**INSTRUCTIONS FOR THE TASK**
Find the string "Videó" and gather every line that holds it.

# # # #

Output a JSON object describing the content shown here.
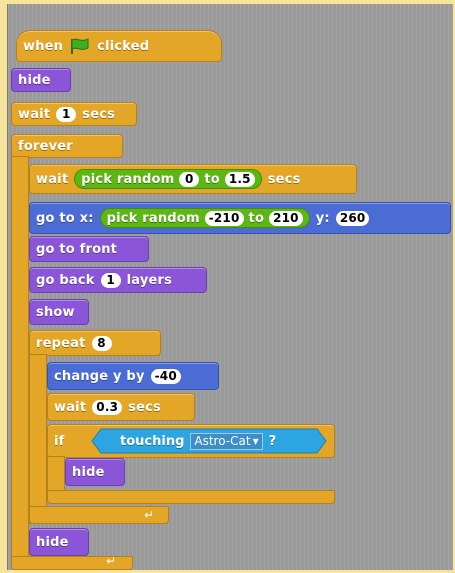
{
  "script": {
    "hat": {
      "when": "when",
      "clicked": "clicked"
    },
    "hide1": "hide",
    "wait1": {
      "label": "wait",
      "value": "1",
      "unit": "secs"
    },
    "forever": "forever",
    "wait_random": {
      "label": "wait",
      "op": "pick random",
      "from": "0",
      "to_label": "to",
      "to": "1.5",
      "unit": "secs"
    },
    "goto": {
      "label": "go to x:",
      "op": "pick random",
      "from": "-210",
      "to_label": "to",
      "to": "210",
      "y_label": "y:",
      "y": "260"
    },
    "front": "go to front",
    "goback": {
      "label": "go back",
      "value": "1",
      "unit": "layers"
    },
    "show": "show",
    "repeat": {
      "label": "repeat",
      "value": "8"
    },
    "changey": {
      "label": "change y by",
      "value": "-40"
    },
    "wait03": {
      "label": "wait",
      "value": "0.3",
      "unit": "secs"
    },
    "if": {
      "label": "if",
      "touching": "touching",
      "target": "Astro-Cat",
      "q": "?"
    },
    "hide2": "hide",
    "hide3": "hide"
  },
  "icons": {
    "flag": "green-flag-icon",
    "loop": "loop-arrow-icon",
    "dropdown": "dropdown-arrow-icon"
  },
  "colors": {
    "control": "#e4a626",
    "looks": "#8a55d7",
    "motion": "#4a6cd4",
    "operators": "#5cb712",
    "sensing": "#2ca5e2"
  }
}
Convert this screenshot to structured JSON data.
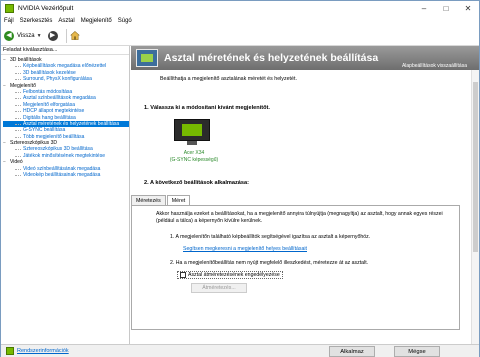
{
  "window": {
    "title": "NVIDIA Vezérlőpult"
  },
  "menu": [
    "Fájl",
    "Szerkesztés",
    "Asztal",
    "Megjelenítő",
    "Súgó"
  ],
  "toolbar": {
    "back_label": "Vissza"
  },
  "left_panel": {
    "header": "Feladat kiválasztása...",
    "tree": [
      {
        "label": "3D beállítások",
        "type": "cat"
      },
      {
        "label": "Képbeállítások megadása előnézettel",
        "type": "item"
      },
      {
        "label": "3D beállítások kezelése",
        "type": "item"
      },
      {
        "label": "Surround, PhysX konfigurálása",
        "type": "item"
      },
      {
        "label": "Megjelenítő",
        "type": "cat"
      },
      {
        "label": "Felbontás módosítása",
        "type": "item"
      },
      {
        "label": "Asztal színbeállítások megadása",
        "type": "item"
      },
      {
        "label": "Megjelenítő elforgatása",
        "type": "item"
      },
      {
        "label": "HDCP állapot megtekintése",
        "type": "item"
      },
      {
        "label": "Digitális hang beállítása",
        "type": "item"
      },
      {
        "label": "Asztal méretének és helyzetének beállítása",
        "type": "item",
        "selected": true
      },
      {
        "label": "G-SYNC beállítása",
        "type": "item"
      },
      {
        "label": "Több megjelenítő beállítása",
        "type": "item"
      },
      {
        "label": "Sztereoszkópikus 3D",
        "type": "cat"
      },
      {
        "label": "Sztereoszkópikus 3D beállítása",
        "type": "item"
      },
      {
        "label": "Játékok minősítésének megtekintése",
        "type": "item"
      },
      {
        "label": "Videó",
        "type": "cat"
      },
      {
        "label": "Videó színbeállításának megadása",
        "type": "item"
      },
      {
        "label": "Videokép beállításainak megadása",
        "type": "item"
      }
    ]
  },
  "main": {
    "title": "Asztal méretének és helyzetének beállítása",
    "restore_defaults": "Alapbeállítások visszaállítása",
    "description": "Beállíthatja a megjelenítő asztalának méretét és helyzetét.",
    "section1": "1. Válassza ki a módosítani kívánt megjelenítőt.",
    "display_name": "Acer X34",
    "display_sub": "(G-SYNC képességű)",
    "section2": "2. A következő beállítások alkalmazása:",
    "tabs": [
      "Méretezés",
      "Méret"
    ],
    "notice": "Akkor használja ezeket a beállításokat, ha a megjelenítő annyira túlnyújtja (megnagyítja) az asztalt, hogy annak egyes részei (például a tálca) a képernyőn kívülre kerülnek.",
    "step1": "1. A megjelenítőn található képbeállítók segítségével igazítsa az asztalt a képernyőhöz.",
    "link": "Segítsen megkeresni a megjelenítő helyes beállításait",
    "step2": "2. Ha a megjelenítőbeállítás nem nyújt megfelelő illeszkedést, méretezze át az asztalt.",
    "checkbox_label": "Asztal átméretezésének engedélyezése",
    "resize_button": "Átméretezés..."
  },
  "status": {
    "sysinfo": "Rendszerinformációk",
    "apply": "Alkalmaz",
    "cancel": "Mégse"
  },
  "colors": {
    "nvidia_green": "#76b900",
    "selection": "#0078d7",
    "link": "#0066cc"
  }
}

# # # #

**RESPONSE TO THIS EXERCISE**
        "label": "Videó",
        "label": "Videó színbeállításának megadása",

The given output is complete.